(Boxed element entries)
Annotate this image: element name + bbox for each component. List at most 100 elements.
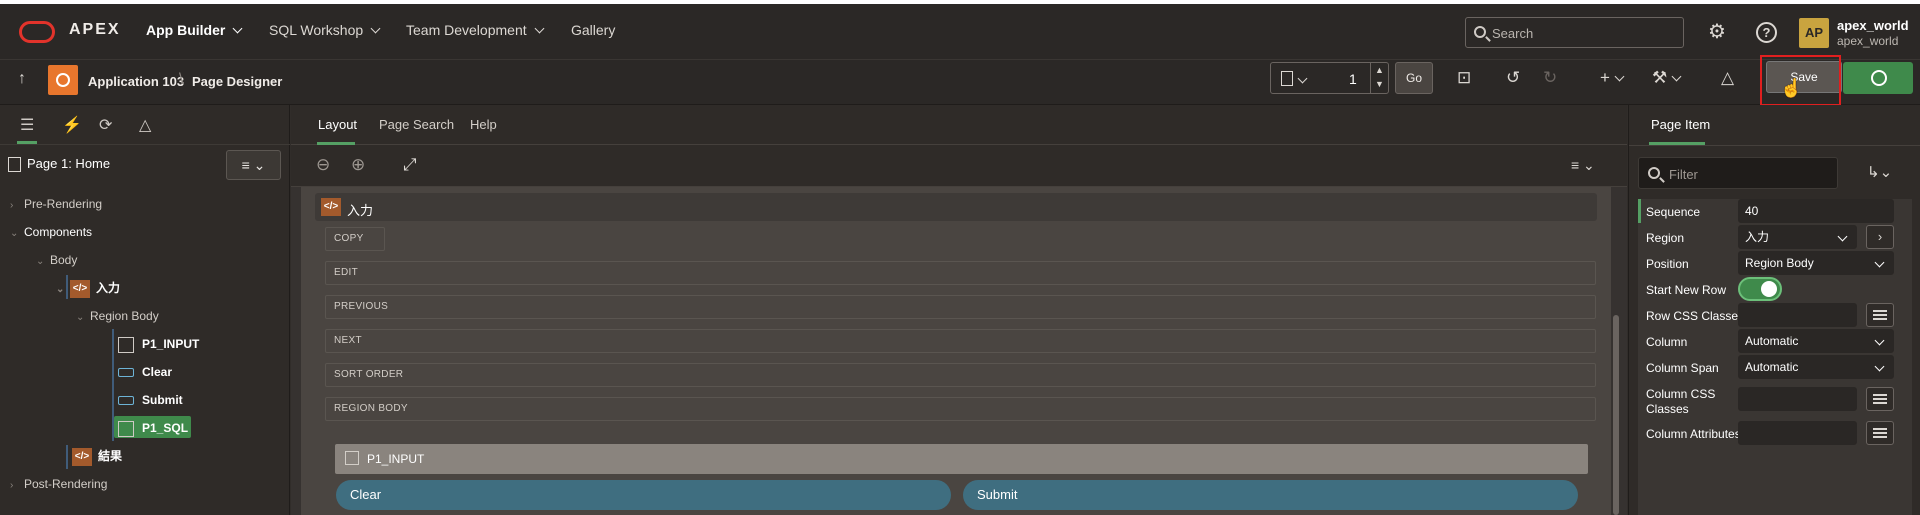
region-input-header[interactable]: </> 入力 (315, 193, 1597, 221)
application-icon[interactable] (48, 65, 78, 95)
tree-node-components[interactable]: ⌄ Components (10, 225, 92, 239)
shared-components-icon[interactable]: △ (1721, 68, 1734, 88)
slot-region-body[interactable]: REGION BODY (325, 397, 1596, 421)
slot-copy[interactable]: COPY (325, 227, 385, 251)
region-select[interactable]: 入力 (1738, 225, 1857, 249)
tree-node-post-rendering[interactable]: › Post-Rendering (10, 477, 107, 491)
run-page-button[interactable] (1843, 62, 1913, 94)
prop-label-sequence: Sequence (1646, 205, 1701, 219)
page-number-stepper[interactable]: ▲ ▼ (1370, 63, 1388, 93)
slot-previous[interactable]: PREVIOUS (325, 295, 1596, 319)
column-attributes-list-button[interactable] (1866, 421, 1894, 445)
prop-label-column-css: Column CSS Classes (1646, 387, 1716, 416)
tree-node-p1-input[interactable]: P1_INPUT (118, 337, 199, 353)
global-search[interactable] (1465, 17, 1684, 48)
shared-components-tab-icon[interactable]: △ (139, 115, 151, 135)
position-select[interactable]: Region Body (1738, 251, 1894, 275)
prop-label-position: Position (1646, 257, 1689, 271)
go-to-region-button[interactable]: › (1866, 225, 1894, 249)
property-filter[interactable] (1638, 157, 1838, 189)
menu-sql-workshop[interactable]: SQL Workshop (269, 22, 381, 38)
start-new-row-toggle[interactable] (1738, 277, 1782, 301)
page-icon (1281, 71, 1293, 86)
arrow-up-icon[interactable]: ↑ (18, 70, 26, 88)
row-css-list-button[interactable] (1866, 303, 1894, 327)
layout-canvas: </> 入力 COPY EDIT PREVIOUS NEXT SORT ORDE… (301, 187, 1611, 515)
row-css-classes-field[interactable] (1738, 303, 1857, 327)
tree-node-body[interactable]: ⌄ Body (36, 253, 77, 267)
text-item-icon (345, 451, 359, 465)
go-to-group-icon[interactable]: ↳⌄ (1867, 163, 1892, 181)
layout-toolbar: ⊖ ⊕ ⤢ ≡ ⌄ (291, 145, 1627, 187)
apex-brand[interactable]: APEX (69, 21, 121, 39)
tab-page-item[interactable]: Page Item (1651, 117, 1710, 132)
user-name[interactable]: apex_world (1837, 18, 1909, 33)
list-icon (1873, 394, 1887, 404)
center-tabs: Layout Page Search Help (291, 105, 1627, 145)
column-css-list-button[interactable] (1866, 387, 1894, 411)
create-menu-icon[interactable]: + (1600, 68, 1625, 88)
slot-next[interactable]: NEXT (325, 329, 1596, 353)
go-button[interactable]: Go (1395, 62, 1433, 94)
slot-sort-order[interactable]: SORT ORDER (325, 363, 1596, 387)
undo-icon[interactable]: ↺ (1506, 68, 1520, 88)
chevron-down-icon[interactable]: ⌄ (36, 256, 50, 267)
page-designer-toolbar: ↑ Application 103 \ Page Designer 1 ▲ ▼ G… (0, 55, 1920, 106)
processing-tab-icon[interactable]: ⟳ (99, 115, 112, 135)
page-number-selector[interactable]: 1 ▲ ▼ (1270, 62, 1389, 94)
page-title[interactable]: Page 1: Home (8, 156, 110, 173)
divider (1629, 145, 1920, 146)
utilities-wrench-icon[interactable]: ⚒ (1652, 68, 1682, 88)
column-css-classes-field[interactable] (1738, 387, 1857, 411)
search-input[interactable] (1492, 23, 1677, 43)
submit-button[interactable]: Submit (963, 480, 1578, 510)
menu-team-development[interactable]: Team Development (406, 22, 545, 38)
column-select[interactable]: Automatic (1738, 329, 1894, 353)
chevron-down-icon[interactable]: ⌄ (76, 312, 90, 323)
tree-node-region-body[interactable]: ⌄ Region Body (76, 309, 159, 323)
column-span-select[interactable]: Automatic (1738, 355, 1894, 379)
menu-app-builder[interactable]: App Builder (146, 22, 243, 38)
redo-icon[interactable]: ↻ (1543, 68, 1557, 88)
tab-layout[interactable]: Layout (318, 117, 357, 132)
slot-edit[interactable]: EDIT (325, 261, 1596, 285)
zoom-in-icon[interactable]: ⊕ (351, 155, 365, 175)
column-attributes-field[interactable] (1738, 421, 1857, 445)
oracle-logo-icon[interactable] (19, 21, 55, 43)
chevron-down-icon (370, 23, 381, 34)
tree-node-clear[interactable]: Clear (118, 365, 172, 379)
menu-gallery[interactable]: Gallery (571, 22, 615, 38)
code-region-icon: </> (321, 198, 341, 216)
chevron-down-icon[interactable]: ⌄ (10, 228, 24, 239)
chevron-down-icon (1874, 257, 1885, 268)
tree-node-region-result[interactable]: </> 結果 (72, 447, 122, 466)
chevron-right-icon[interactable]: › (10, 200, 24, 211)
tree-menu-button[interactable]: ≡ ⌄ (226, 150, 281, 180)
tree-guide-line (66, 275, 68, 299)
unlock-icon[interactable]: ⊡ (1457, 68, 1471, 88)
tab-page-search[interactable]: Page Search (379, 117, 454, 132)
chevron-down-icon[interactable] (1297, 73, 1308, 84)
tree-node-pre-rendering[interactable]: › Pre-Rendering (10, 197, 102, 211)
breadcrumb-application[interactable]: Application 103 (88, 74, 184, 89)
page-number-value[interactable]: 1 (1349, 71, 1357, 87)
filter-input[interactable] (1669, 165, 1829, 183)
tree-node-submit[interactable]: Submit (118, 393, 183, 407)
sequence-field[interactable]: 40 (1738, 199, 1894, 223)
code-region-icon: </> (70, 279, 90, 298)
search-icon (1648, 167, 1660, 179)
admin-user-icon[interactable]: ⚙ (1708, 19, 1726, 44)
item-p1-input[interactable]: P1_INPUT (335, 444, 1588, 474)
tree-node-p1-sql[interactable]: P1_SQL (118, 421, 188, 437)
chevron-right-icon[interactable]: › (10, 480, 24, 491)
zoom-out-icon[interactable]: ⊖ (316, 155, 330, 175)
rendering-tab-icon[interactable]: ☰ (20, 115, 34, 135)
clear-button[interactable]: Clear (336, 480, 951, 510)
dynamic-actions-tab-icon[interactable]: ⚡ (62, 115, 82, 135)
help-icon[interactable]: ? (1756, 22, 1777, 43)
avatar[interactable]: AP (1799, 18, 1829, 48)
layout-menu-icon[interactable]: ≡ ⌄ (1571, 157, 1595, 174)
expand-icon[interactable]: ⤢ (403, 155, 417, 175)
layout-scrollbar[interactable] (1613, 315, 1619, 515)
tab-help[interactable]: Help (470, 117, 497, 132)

• **WRITTEN TASK**
Copy out the lines of the records above verbatim, from the line containing "region-input-header[interactable]: </> 入力" through the line containing "menu-sql-workshop[interactable]: SQL Workshop".

• **SOLUTION TO THIS PROBLEM**
region-input-header[interactable]: </> 入力 (315, 193, 1597, 221)
application-icon[interactable] (48, 65, 78, 95)
tree-node-components[interactable]: ⌄ Components (10, 225, 92, 239)
shared-components-icon[interactable]: △ (1721, 68, 1734, 88)
slot-region-body[interactable]: REGION BODY (325, 397, 1596, 421)
slot-copy[interactable]: COPY (325, 227, 385, 251)
region-select[interactable]: 入力 (1738, 225, 1857, 249)
tree-node-post-rendering[interactable]: › Post-Rendering (10, 477, 107, 491)
run-page-button[interactable] (1843, 62, 1913, 94)
prop-label-sequence: Sequence (1646, 205, 1701, 219)
page-number-stepper[interactable]: ▲ ▼ (1370, 63, 1388, 93)
slot-previous[interactable]: PREVIOUS (325, 295, 1596, 319)
column-attributes-list-button[interactable] (1866, 421, 1894, 445)
prop-label-column-css: Column CSS Classes (1646, 387, 1716, 416)
tree-node-p1-input[interactable]: P1_INPUT (118, 337, 199, 353)
global-search[interactable] (1465, 17, 1684, 48)
shared-components-tab-icon[interactable]: △ (139, 115, 151, 135)
position-select[interactable]: Region Body (1738, 251, 1894, 275)
prop-label-position: Position (1646, 257, 1689, 271)
go-to-region-button[interactable]: › (1866, 225, 1894, 249)
property-filter[interactable] (1638, 157, 1838, 189)
menu-sql-workshop[interactable]: SQL Workshop (269, 22, 381, 38)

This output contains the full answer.